> What to produce
Your task is to copy every line of the records below that contains "Interest".

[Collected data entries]
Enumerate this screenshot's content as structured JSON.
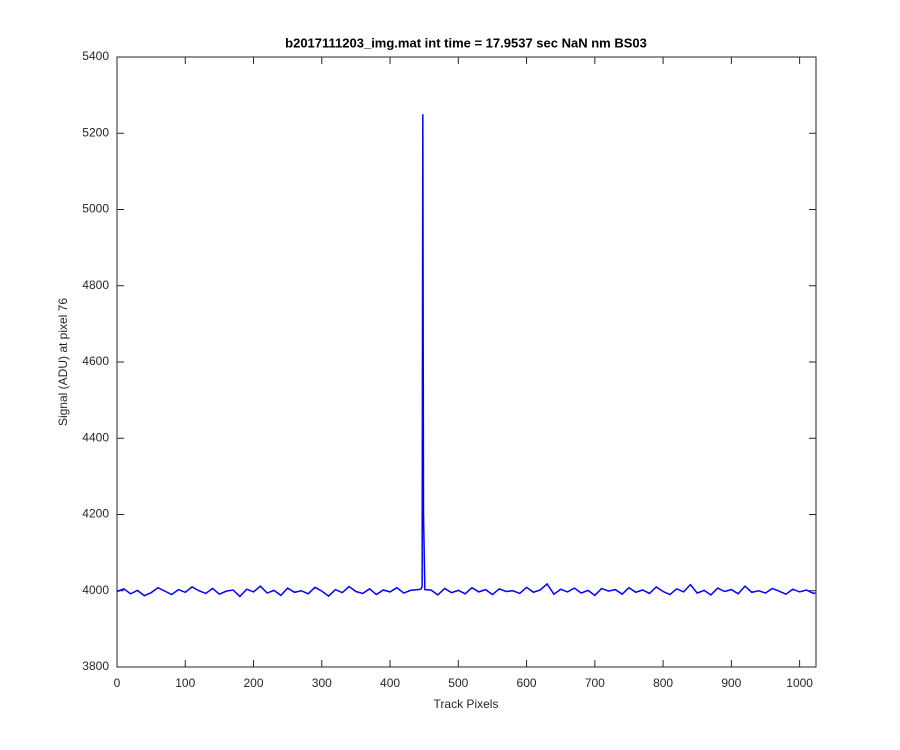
{
  "chart_data": {
    "type": "line",
    "title": "b2017111203_img.mat int time = 17.9537 sec  NaN nm BS03",
    "x_label": "Track Pixels",
    "y_label": "Signal (ADU) at pixel 76",
    "x": [
      0,
      10,
      20,
      30,
      40,
      50,
      60,
      70,
      80,
      90,
      100,
      110,
      120,
      130,
      140,
      150,
      160,
      170,
      180,
      190,
      200,
      210,
      220,
      230,
      240,
      250,
      260,
      270,
      280,
      290,
      300,
      310,
      320,
      330,
      340,
      350,
      360,
      370,
      380,
      390,
      400,
      410,
      420,
      430,
      440,
      445,
      447,
      448,
      449,
      451,
      460,
      470,
      480,
      490,
      500,
      510,
      520,
      530,
      540,
      550,
      560,
      570,
      580,
      590,
      600,
      610,
      620,
      630,
      640,
      650,
      660,
      670,
      680,
      690,
      700,
      710,
      720,
      730,
      740,
      750,
      760,
      770,
      780,
      790,
      800,
      810,
      820,
      830,
      840,
      850,
      860,
      870,
      880,
      890,
      900,
      910,
      920,
      930,
      940,
      950,
      960,
      970,
      980,
      990,
      1000,
      1010,
      1020,
      1023
    ],
    "series": [
      {
        "color": "#0000ff",
        "values": [
          3998,
          4005,
          3992,
          4001,
          3987,
          3995,
          4008,
          3999,
          3990,
          4003,
          3996,
          4010,
          4000,
          3993,
          4006,
          3991,
          3999,
          4002,
          3985,
          4004,
          3997,
          4012,
          3994,
          4001,
          3988,
          4007,
          3996,
          4000,
          3992,
          4009,
          3999,
          3986,
          4003,
          3995,
          4011,
          3998,
          3993,
          4005,
          3990,
          4002,
          3997,
          4008,
          3994,
          4001,
          4003,
          4004,
          4010,
          5250,
          4200,
          4003,
          4002,
          3989,
          4006,
          3995,
          4001,
          3992,
          4008,
          3997,
          4003,
          3990,
          4005,
          3998,
          4000,
          3993,
          4009,
          3996,
          4002,
          4018,
          3991,
          4004,
          3997,
          4007,
          3994,
          4001,
          3988,
          4006,
          3999,
          4003,
          3991,
          4008,
          3996,
          4002,
          3993,
          4010,
          3998,
          3990,
          4005,
          3997,
          4016,
          3994,
          4001,
          3989,
          4007,
          3998,
          4003,
          3992,
          4012,
          3996,
          4000,
          3994,
          4006,
          3999,
          3991,
          4004,
          3997,
          4002,
          3993,
          3995
        ]
      }
    ],
    "xlim": [
      0,
      1024
    ],
    "ylim": [
      3800,
      5400
    ],
    "xticks": [
      0,
      100,
      200,
      300,
      400,
      500,
      600,
      700,
      800,
      900,
      1000
    ],
    "yticks": [
      3800,
      4000,
      4200,
      4400,
      4600,
      4800,
      5000,
      5200,
      5400
    ]
  }
}
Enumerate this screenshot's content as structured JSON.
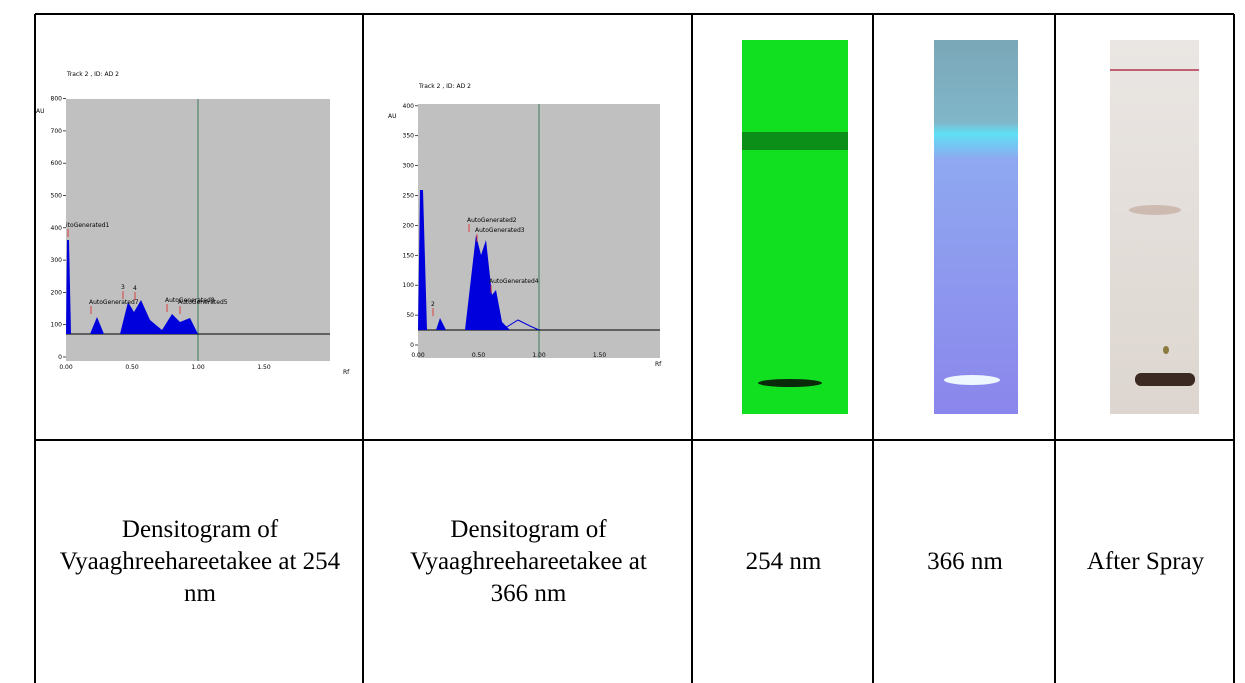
{
  "densitograms": [
    {
      "title": "Track 2 , ID: AD 2",
      "y_unit": "AU",
      "x_unit": "Rf",
      "yticks": [
        "0",
        "100",
        "200",
        "300",
        "400",
        "500",
        "600",
        "700",
        "800"
      ],
      "xticks": [
        "0.00",
        "0.50",
        "1.00",
        "1.50"
      ],
      "peak_labels": [
        "itoGenerated1",
        "AutoGenerated7",
        "3",
        "4",
        "AutoGenerated8",
        "AutoGenerated5"
      ]
    },
    {
      "title": "Track 2 , ID: AD 2",
      "y_unit": "AU",
      "x_unit": "Rf",
      "yticks": [
        "0",
        "50",
        "100",
        "150",
        "200",
        "250",
        "300",
        "350",
        "400"
      ],
      "xticks": [
        "0.00",
        "0.50",
        "1.00",
        "1.50"
      ],
      "peak_labels": [
        "2",
        "AutoGenerated2",
        "AutoGenerated3",
        "AutoGenerated4"
      ]
    }
  ],
  "captions": [
    "Densitogram of Vyaaghreehareetakee at 254 nm",
    "Densitogram of Vyaaghreehareetakee at 366 nm",
    "254 nm",
    "366 nm",
    "After Spray"
  ]
}
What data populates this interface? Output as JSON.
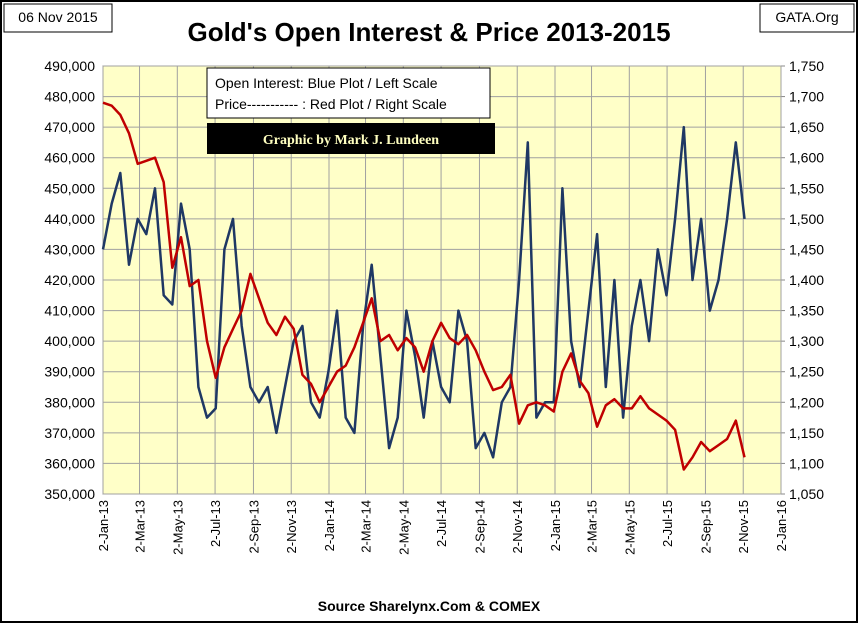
{
  "chart_data": {
    "type": "line",
    "title": "Gold's Open Interest & Price 2013-2015",
    "date_label": "06 Nov 2015",
    "site": "GATA.Org",
    "legend_text": [
      "Open Interest:  Blue Plot / Left Scale",
      "Price----------- : Red Plot / Right Scale"
    ],
    "credit": "Graphic by Mark J. Lundeen",
    "source": "Source Sharelynx.Com & COMEX",
    "background": "#ffffc8",
    "grid": true,
    "x": [
      "2013-01-02",
      "2013-01-16",
      "2013-01-30",
      "2013-02-13",
      "2013-02-27",
      "2013-03-13",
      "2013-03-27",
      "2013-04-10",
      "2013-04-24",
      "2013-05-08",
      "2013-05-22",
      "2013-06-05",
      "2013-06-19",
      "2013-07-03",
      "2013-07-17",
      "2013-07-31",
      "2013-08-14",
      "2013-08-28",
      "2013-09-11",
      "2013-09-25",
      "2013-10-09",
      "2013-10-23",
      "2013-11-06",
      "2013-11-20",
      "2013-12-04",
      "2013-12-18",
      "2014-01-01",
      "2014-01-15",
      "2014-01-29",
      "2014-02-12",
      "2014-02-26",
      "2014-03-12",
      "2014-03-26",
      "2014-04-09",
      "2014-04-23",
      "2014-05-07",
      "2014-05-21",
      "2014-06-04",
      "2014-06-18",
      "2014-07-02",
      "2014-07-16",
      "2014-07-30",
      "2014-08-13",
      "2014-08-27",
      "2014-09-10",
      "2014-09-24",
      "2014-10-08",
      "2014-10-22",
      "2014-11-05",
      "2014-11-19",
      "2014-12-03",
      "2014-12-17",
      "2014-12-31",
      "2015-01-14",
      "2015-01-28",
      "2015-02-11",
      "2015-02-25",
      "2015-03-11",
      "2015-03-25",
      "2015-04-08",
      "2015-04-22",
      "2015-05-06",
      "2015-05-20",
      "2015-06-03",
      "2015-06-17",
      "2015-07-01",
      "2015-07-15",
      "2015-07-29",
      "2015-08-12",
      "2015-08-26",
      "2015-09-09",
      "2015-09-23",
      "2015-10-07",
      "2015-10-21",
      "2015-11-04"
    ],
    "series": [
      {
        "color": "#1f3864",
        "axis": "y",
        "values": [
          430000,
          445000,
          455000,
          425000,
          440000,
          435000,
          450000,
          415000,
          412000,
          445000,
          430000,
          385000,
          375000,
          378000,
          430000,
          440000,
          405000,
          385000,
          380000,
          385000,
          370000,
          385000,
          400000,
          405000,
          380000,
          375000,
          390000,
          410000,
          375000,
          370000,
          405000,
          425000,
          395000,
          365000,
          375000,
          410000,
          395000,
          375000,
          400000,
          385000,
          380000,
          410000,
          400000,
          365000,
          370000,
          362000,
          380000,
          385000,
          420000,
          465000,
          375000,
          380000,
          380000,
          450000,
          400000,
          385000,
          410000,
          435000,
          385000,
          420000,
          375000,
          405000,
          420000,
          400000,
          430000,
          415000,
          440000,
          470000,
          420000,
          440000,
          410000,
          420000,
          440000,
          465000,
          440000
        ]
      },
      {
        "color": "#c00000",
        "axis": "y2",
        "values": [
          1690,
          1685,
          1670,
          1640,
          1590,
          1595,
          1600,
          1560,
          1420,
          1470,
          1390,
          1400,
          1300,
          1240,
          1290,
          1320,
          1350,
          1410,
          1370,
          1330,
          1310,
          1340,
          1320,
          1245,
          1230,
          1200,
          1225,
          1250,
          1260,
          1290,
          1330,
          1370,
          1300,
          1310,
          1285,
          1305,
          1290,
          1250,
          1300,
          1330,
          1305,
          1295,
          1310,
          1285,
          1250,
          1220,
          1225,
          1245,
          1165,
          1195,
          1200,
          1195,
          1185,
          1250,
          1280,
          1235,
          1215,
          1160,
          1195,
          1205,
          1190,
          1190,
          1210,
          1190,
          1180,
          1170,
          1155,
          1090,
          1110,
          1135,
          1120,
          1130,
          1140,
          1170,
          1110
        ]
      }
    ],
    "xlim": [
      "2013-01-02",
      "2016-01-02"
    ],
    "xticks": [
      {
        "value": "2013-01-02",
        "label": "2-Jan-13"
      },
      {
        "value": "2013-03-02",
        "label": "2-Mar-13"
      },
      {
        "value": "2013-05-02",
        "label": "2-May-13"
      },
      {
        "value": "2013-07-02",
        "label": "2-Jul-13"
      },
      {
        "value": "2013-09-02",
        "label": "2-Sep-13"
      },
      {
        "value": "2013-11-02",
        "label": "2-Nov-13"
      },
      {
        "value": "2014-01-02",
        "label": "2-Jan-14"
      },
      {
        "value": "2014-03-02",
        "label": "2-Mar-14"
      },
      {
        "value": "2014-05-02",
        "label": "2-May-14"
      },
      {
        "value": "2014-07-02",
        "label": "2-Jul-14"
      },
      {
        "value": "2014-09-02",
        "label": "2-Sep-14"
      },
      {
        "value": "2014-11-02",
        "label": "2-Nov-14"
      },
      {
        "value": "2015-01-02",
        "label": "2-Jan-15"
      },
      {
        "value": "2015-03-02",
        "label": "2-Mar-15"
      },
      {
        "value": "2015-05-02",
        "label": "2-May-15"
      },
      {
        "value": "2015-07-02",
        "label": "2-Jul-15"
      },
      {
        "value": "2015-09-02",
        "label": "2-Sep-15"
      },
      {
        "value": "2015-11-02",
        "label": "2-Nov-15"
      },
      {
        "value": "2016-01-02",
        "label": "2-Jan-16"
      }
    ],
    "ylim": [
      350000,
      490000
    ],
    "yticks": [
      {
        "value": 350000,
        "label": "350,000"
      },
      {
        "value": 360000,
        "label": "360,000"
      },
      {
        "value": 370000,
        "label": "370,000"
      },
      {
        "value": 380000,
        "label": "380,000"
      },
      {
        "value": 390000,
        "label": "390,000"
      },
      {
        "value": 400000,
        "label": "400,000"
      },
      {
        "value": 410000,
        "label": "410,000"
      },
      {
        "value": 420000,
        "label": "420,000"
      },
      {
        "value": 430000,
        "label": "430,000"
      },
      {
        "value": 440000,
        "label": "440,000"
      },
      {
        "value": 450000,
        "label": "450,000"
      },
      {
        "value": 460000,
        "label": "460,000"
      },
      {
        "value": 470000,
        "label": "470,000"
      },
      {
        "value": 480000,
        "label": "480,000"
      },
      {
        "value": 490000,
        "label": "490,000"
      }
    ],
    "y2lim": [
      1050,
      1750
    ],
    "y2ticks": [
      {
        "value": 1050,
        "label": "1,050"
      },
      {
        "value": 1100,
        "label": "1,100"
      },
      {
        "value": 1150,
        "label": "1,150"
      },
      {
        "value": 1200,
        "label": "1,200"
      },
      {
        "value": 1250,
        "label": "1,250"
      },
      {
        "value": 1300,
        "label": "1,300"
      },
      {
        "value": 1350,
        "label": "1,350"
      },
      {
        "value": 1400,
        "label": "1,400"
      },
      {
        "value": 1450,
        "label": "1,450"
      },
      {
        "value": 1500,
        "label": "1,500"
      },
      {
        "value": 1550,
        "label": "1,550"
      },
      {
        "value": 1600,
        "label": "1,600"
      },
      {
        "value": 1650,
        "label": "1,650"
      },
      {
        "value": 1700,
        "label": "1,700"
      },
      {
        "value": 1750,
        "label": "1,750"
      }
    ]
  }
}
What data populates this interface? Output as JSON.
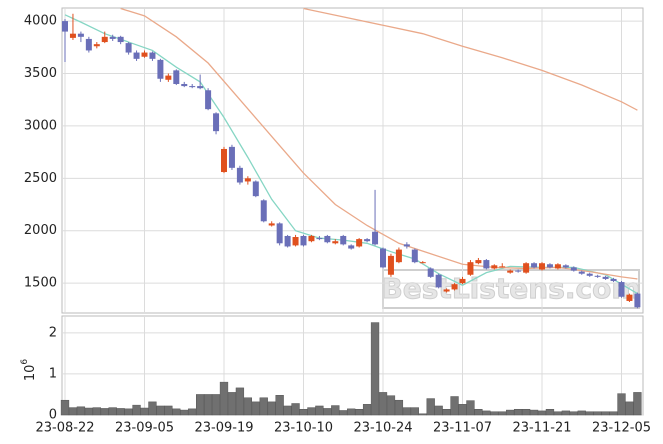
{
  "chart_data": [
    {
      "type": "candlestick",
      "open": [
        4000,
        3840,
        3880,
        3830,
        3760,
        3800,
        3850,
        3850,
        3790,
        3700,
        3660,
        3700,
        3630,
        3440,
        3530,
        3400,
        3380,
        3380,
        3340,
        3120,
        2560,
        2800,
        2600,
        2470,
        2470,
        2290,
        2050,
        2070,
        1950,
        1860,
        1950,
        1900,
        1930,
        1950,
        1880,
        1950,
        1860,
        1850,
        1920,
        1990,
        1830,
        1580,
        1700,
        1870,
        1820,
        1700,
        1640,
        1580,
        1420,
        1440,
        1500,
        1580,
        1690,
        1720,
        1640,
        1660,
        1600,
        1620,
        1600,
        1690,
        1630,
        1680,
        1640,
        1670,
        1650,
        1610,
        1590,
        1570,
        1560,
        1540,
        1510,
        1330,
        1400
      ],
      "high": [
        4020,
        4070,
        3900,
        3850,
        3800,
        3900,
        3870,
        3860,
        3800,
        3720,
        3720,
        3710,
        3640,
        3500,
        3540,
        3420,
        3400,
        3490,
        3360,
        3130,
        2800,
        2820,
        2620,
        2520,
        2480,
        2300,
        2090,
        2080,
        1960,
        1960,
        1960,
        1960,
        1950,
        1960,
        1920,
        1960,
        1870,
        1930,
        1930,
        2390,
        1840,
        1780,
        1840,
        1890,
        1830,
        1710,
        1650,
        1590,
        1450,
        1500,
        1560,
        1720,
        1740,
        1730,
        1680,
        1690,
        1630,
        1630,
        1700,
        1700,
        1700,
        1690,
        1690,
        1680,
        1660,
        1620,
        1600,
        1580,
        1570,
        1550,
        1520,
        1400,
        1410
      ],
      "low": [
        3610,
        3820,
        3800,
        3700,
        3740,
        3790,
        3810,
        3780,
        3680,
        3620,
        3650,
        3620,
        3420,
        3420,
        3390,
        3370,
        3360,
        3350,
        3150,
        2920,
        2550,
        2580,
        2440,
        2440,
        2320,
        2080,
        2040,
        1860,
        1840,
        1850,
        1850,
        1890,
        1910,
        1880,
        1870,
        1860,
        1820,
        1840,
        1890,
        1860,
        1640,
        1560,
        1690,
        1830,
        1690,
        1690,
        1550,
        1450,
        1410,
        1430,
        1490,
        1570,
        1680,
        1630,
        1630,
        1650,
        1590,
        1600,
        1590,
        1640,
        1620,
        1640,
        1630,
        1640,
        1610,
        1580,
        1560,
        1550,
        1530,
        1510,
        1360,
        1320,
        1260
      ],
      "close": [
        3900,
        3880,
        3850,
        3720,
        3780,
        3850,
        3830,
        3800,
        3700,
        3640,
        3700,
        3640,
        3450,
        3480,
        3400,
        3380,
        3370,
        3360,
        3160,
        2950,
        2780,
        2600,
        2460,
        2500,
        2330,
        2090,
        2070,
        1880,
        1850,
        1940,
        1860,
        1950,
        1920,
        1890,
        1900,
        1870,
        1830,
        1920,
        1900,
        1870,
        1650,
        1760,
        1820,
        1850,
        1700,
        1700,
        1560,
        1460,
        1440,
        1490,
        1540,
        1700,
        1720,
        1640,
        1670,
        1660,
        1620,
        1610,
        1690,
        1650,
        1690,
        1650,
        1680,
        1650,
        1620,
        1590,
        1570,
        1560,
        1540,
        1520,
        1370,
        1390,
        1270
      ],
      "up_color": "#e0501e",
      "down_color": "#6a6fb8",
      "series": [
        {
          "color": "#86d6c4",
          "x": [
            0,
            2,
            5,
            8,
            11,
            14,
            17,
            20,
            23,
            26,
            29,
            32,
            35,
            38,
            41,
            44,
            47,
            50,
            53,
            56,
            60,
            64,
            68,
            72
          ],
          "values": [
            4060,
            3990,
            3880,
            3800,
            3720,
            3560,
            3420,
            3080,
            2700,
            2300,
            2000,
            1930,
            1910,
            1880,
            1800,
            1730,
            1590,
            1480,
            1600,
            1660,
            1650,
            1650,
            1580,
            1400
          ]
        },
        {
          "color": "#eaa98a",
          "x": [
            7,
            10,
            14,
            18,
            22,
            26,
            30,
            34,
            38,
            42,
            46,
            50,
            54,
            58,
            62,
            66,
            70,
            72
          ],
          "values": [
            4120,
            4050,
            3850,
            3600,
            3250,
            2900,
            2550,
            2250,
            2050,
            1880,
            1780,
            1680,
            1650,
            1640,
            1650,
            1610,
            1560,
            1540
          ]
        },
        {
          "color": "#eaa98a",
          "x": [
            30,
            35,
            40,
            45,
            50,
            55,
            60,
            65,
            70,
            72
          ],
          "values": [
            4120,
            4040,
            3960,
            3880,
            3760,
            3650,
            3530,
            3390,
            3230,
            3150
          ]
        }
      ],
      "ylim": [
        1215,
        4125
      ],
      "yticks": [
        1500,
        2000,
        2500,
        3000,
        3500,
        4000
      ],
      "grid": true,
      "watermark": "BestListens.com"
    },
    {
      "type": "bar",
      "categories": [
        "23-08-22",
        null,
        null,
        null,
        null,
        null,
        null,
        null,
        null,
        null,
        "23-09-05",
        null,
        null,
        null,
        null,
        null,
        null,
        null,
        null,
        null,
        "23-09-19",
        null,
        null,
        null,
        null,
        null,
        null,
        null,
        null,
        null,
        "23-10-10",
        null,
        null,
        null,
        null,
        null,
        null,
        null,
        null,
        null,
        "23-10-24",
        null,
        null,
        null,
        null,
        null,
        null,
        null,
        null,
        null,
        "23-11-07",
        null,
        null,
        null,
        null,
        null,
        null,
        null,
        null,
        null,
        "23-11-21",
        null,
        null,
        null,
        null,
        null,
        null,
        null,
        null,
        null,
        "23-12-05",
        null,
        null
      ],
      "values": [
        0.36,
        0.18,
        0.2,
        0.17,
        0.18,
        0.16,
        0.18,
        0.16,
        0.15,
        0.24,
        0.17,
        0.32,
        0.22,
        0.22,
        0.15,
        0.12,
        0.15,
        0.5,
        0.5,
        0.5,
        0.8,
        0.55,
        0.66,
        0.42,
        0.32,
        0.42,
        0.32,
        0.48,
        0.22,
        0.28,
        0.14,
        0.18,
        0.22,
        0.16,
        0.23,
        0.11,
        0.15,
        0.14,
        0.26,
        2.25,
        0.55,
        0.47,
        0.36,
        0.18,
        0.18,
        0.03,
        0.4,
        0.22,
        0.14,
        0.45,
        0.26,
        0.35,
        0.14,
        0.1,
        0.08,
        0.08,
        0.12,
        0.14,
        0.14,
        0.12,
        0.1,
        0.14,
        0.08,
        0.1,
        0.08,
        0.1,
        0.08,
        0.08,
        0.08,
        0.08,
        0.52,
        0.32,
        0.55
      ],
      "color": "#707070",
      "ylim": [
        0,
        2.41
      ],
      "yticks": [
        0,
        1,
        2
      ],
      "grid": true,
      "y_unit": {
        "base": "10",
        "exponent": "6"
      }
    }
  ]
}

> Correct response
    "title": "Gold's Open Interest & Price 2013-2015",
      "Open Interest:  Blue Plot / Left Scale",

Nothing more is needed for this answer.